Stored items from a collection
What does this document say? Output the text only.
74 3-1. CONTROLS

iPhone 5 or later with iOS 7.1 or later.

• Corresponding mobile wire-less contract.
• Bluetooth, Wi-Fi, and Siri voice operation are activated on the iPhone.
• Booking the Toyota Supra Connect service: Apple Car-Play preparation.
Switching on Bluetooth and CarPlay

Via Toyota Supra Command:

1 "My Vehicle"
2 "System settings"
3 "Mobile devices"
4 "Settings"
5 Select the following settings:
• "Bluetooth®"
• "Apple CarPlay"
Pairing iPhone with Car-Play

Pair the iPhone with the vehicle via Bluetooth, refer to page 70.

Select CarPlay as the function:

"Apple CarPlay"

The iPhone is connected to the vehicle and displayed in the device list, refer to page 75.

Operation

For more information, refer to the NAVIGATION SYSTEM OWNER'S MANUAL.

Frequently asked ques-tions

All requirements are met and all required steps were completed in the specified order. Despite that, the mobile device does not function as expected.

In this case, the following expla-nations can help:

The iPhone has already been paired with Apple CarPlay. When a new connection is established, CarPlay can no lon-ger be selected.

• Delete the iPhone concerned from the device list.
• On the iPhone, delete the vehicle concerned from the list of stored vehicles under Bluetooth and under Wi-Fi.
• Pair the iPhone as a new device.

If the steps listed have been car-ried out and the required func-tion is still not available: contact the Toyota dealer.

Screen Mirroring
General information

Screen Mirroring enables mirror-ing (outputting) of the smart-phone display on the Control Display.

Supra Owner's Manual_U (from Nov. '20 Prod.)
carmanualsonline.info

## Your goal
Quote every entry exactly.

## Response to the exercise
What does this document say? Output the text only.
74 3-1. CONTROLS

iPhone 5 or later with iOS 7.1 or later.

• Corresponding mobile wire-less contract.
• Bluetooth, Wi-Fi, and Siri voice operation are activated on the iPhone.
• Booking the Toyota Supra Connect service: Apple Car-Play preparation.
Switching on Bluetooth and CarPlay

Via Toyota Supra Command:

1 "My Vehicle"
2 "System settings"
3 "Mobile devices"
4 "Settings"
5 Select the following settings:
• "Bluetooth®"
• "Apple CarPlay"
Pairing iPhone with Car-Play

Pair the iPhone with the vehicle via Bluetooth, refer to page 70.

Select CarPlay as the function:

"Apple CarPlay"

The iPhone is connected to the vehicle and displayed in the device list, refer to page 75.

Operation

For more information, refer to the NAVIGATION SYSTEM OWNER'S MANUAL.

Frequently asked ques-tions

All requirements are met and all required steps were completed in the specified order. Despite that, the mobile device does not function as expected.

In this case, the following expla-nations can help:

The iPhone has already been paired with Apple CarPlay. When a new connection is established, CarPlay can no lon-ger be selected.

• Delete the iPhone concerned from the device list.
• On the iPhone, delete the vehicle concerned from the list of stored vehicles under Bluetooth and under Wi-Fi.
• Pair the iPhone as a new device.

If the steps listed have been car-ried out and the required func-tion is still not available: contact the Toyota dealer.

Screen Mirroring
General information

Screen Mirroring enables mirror-ing (outputting) of the smart-phone display on the Control Display.

Supra Owner's Manual_U (from Nov. '20 Prod.)
carmanualsonline.info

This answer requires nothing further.